*What is being asked*: Produce the listing below again, exactly as shown.

Rows from a figure dataset
## start

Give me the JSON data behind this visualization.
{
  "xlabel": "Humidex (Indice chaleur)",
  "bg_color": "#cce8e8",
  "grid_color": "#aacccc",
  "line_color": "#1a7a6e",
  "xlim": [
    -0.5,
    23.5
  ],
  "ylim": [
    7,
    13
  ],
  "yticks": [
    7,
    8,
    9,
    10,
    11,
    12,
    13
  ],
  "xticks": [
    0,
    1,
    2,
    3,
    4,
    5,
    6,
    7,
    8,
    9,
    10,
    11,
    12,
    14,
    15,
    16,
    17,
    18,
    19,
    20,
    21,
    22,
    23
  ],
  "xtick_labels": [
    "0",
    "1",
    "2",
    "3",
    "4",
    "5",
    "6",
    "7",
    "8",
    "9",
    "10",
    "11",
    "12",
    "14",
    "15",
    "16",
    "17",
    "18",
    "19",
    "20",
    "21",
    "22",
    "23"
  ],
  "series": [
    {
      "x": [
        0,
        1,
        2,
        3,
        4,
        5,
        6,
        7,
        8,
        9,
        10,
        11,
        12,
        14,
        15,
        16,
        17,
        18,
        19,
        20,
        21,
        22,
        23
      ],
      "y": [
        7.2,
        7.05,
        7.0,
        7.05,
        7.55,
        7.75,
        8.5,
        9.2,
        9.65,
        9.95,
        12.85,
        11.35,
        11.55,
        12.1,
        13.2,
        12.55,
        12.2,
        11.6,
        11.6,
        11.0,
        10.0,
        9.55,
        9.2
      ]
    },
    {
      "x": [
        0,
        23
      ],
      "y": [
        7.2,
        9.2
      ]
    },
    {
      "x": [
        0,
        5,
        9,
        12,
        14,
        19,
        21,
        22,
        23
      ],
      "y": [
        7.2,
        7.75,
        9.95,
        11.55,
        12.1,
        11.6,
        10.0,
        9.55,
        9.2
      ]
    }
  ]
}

## end

*Solution to this exercise*:
Give me the JSON data behind this visualization.
{
  "xlabel": "Humidex (Indice chaleur)",
  "bg_color": "#cce8e8",
  "grid_color": "#aacccc",
  "line_color": "#1a7a6e",
  "xlim": [
    -0.5,
    23.5
  ],
  "ylim": [
    7,
    13
  ],
  "yticks": [
    7,
    8,
    9,
    10,
    11,
    12,
    13
  ],
  "xticks": [
    0,
    1,
    2,
    3,
    4,
    5,
    6,
    7,
    8,
    9,
    10,
    11,
    12,
    14,
    15,
    16,
    17,
    18,
    19,
    20,
    21,
    22,
    23
  ],
  "xtick_labels": [
    "0",
    "1",
    "2",
    "3",
    "4",
    "5",
    "6",
    "7",
    "8",
    "9",
    "10",
    "11",
    "12",
    "14",
    "15",
    "16",
    "17",
    "18",
    "19",
    "20",
    "21",
    "22",
    "23"
  ],
  "series": [
    {
      "x": [
        0,
        1,
        2,
        3,
        4,
        5,
        6,
        7,
        8,
        9,
        10,
        11,
        12,
        14,
        15,
        16,
        17,
        18,
        19,
        20,
        21,
        22,
        23
      ],
      "y": [
        7.2,
        7.05,
        7.0,
        7.05,
        7.55,
        7.75,
        8.5,
        9.2,
        9.65,
        9.95,
        12.85,
        11.35,
        11.55,
        12.1,
        13.2,
        12.55,
        12.2,
        11.6,
        11.6,
        11.0,
        10.0,
        9.55,
        9.2
      ]
    },
    {
      "x": [
        0,
        23
      ],
      "y": [
        7.2,
        9.2
      ]
    },
    {
      "x": [
        0,
        5,
        9,
        12,
        14,
        19,
        21,
        22,
        23
      ],
      "y": [
        7.2,
        7.75,
        9.95,
        11.55,
        12.1,
        11.6,
        10.0,
        9.55,
        9.2
      ]
    }
  ]
}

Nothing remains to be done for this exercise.